● Exercise details:
Scan the records below for the word "edition" and give only the number of lines that hold it.

------------------------------------------------------------

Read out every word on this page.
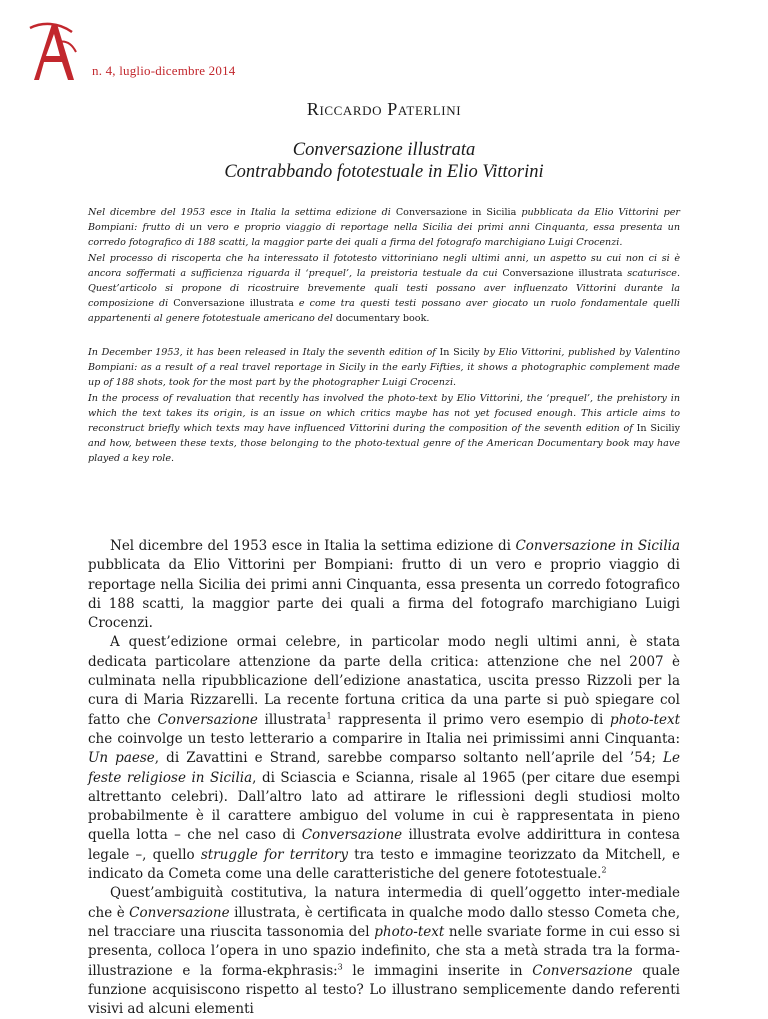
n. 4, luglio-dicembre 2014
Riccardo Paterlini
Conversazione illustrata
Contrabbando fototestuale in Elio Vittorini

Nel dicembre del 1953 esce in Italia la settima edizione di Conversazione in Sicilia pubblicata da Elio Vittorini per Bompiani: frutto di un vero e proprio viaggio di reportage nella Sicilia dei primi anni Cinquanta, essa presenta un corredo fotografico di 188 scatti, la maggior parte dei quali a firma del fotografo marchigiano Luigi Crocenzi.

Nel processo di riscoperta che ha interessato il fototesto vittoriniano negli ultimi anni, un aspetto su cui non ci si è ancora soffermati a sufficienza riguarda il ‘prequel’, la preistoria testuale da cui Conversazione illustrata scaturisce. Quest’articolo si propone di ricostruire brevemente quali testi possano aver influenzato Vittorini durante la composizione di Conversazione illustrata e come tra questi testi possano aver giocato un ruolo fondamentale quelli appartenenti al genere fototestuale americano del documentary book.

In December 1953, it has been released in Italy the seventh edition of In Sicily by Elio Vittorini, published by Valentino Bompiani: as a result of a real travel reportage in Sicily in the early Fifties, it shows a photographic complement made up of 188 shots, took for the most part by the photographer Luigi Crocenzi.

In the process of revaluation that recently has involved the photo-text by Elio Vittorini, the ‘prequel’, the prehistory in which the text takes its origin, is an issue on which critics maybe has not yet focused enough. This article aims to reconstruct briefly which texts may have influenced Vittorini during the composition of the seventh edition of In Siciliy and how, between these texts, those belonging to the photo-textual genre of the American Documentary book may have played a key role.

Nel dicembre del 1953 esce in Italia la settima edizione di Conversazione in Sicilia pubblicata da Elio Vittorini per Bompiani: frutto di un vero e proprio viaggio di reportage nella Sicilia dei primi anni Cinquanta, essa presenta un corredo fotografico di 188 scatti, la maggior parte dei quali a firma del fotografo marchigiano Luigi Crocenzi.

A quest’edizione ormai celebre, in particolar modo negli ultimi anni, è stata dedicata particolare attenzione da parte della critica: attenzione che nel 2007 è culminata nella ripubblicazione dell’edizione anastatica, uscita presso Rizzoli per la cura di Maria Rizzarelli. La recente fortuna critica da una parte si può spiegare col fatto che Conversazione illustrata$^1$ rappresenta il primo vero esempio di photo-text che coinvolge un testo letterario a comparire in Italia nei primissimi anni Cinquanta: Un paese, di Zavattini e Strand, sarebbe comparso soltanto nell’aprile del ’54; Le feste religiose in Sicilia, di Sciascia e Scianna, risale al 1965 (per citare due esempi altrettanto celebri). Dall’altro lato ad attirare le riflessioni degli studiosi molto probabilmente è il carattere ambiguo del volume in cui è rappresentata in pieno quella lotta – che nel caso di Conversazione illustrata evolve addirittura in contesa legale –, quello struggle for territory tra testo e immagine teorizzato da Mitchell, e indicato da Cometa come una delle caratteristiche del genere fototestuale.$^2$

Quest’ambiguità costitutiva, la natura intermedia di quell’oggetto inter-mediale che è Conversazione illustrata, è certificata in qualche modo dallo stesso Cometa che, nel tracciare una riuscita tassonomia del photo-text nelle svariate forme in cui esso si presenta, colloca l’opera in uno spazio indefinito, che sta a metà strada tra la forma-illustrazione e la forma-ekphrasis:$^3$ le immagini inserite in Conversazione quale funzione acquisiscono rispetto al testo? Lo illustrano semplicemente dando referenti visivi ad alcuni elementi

------------------------------------------------------------

● Exercise answer:
2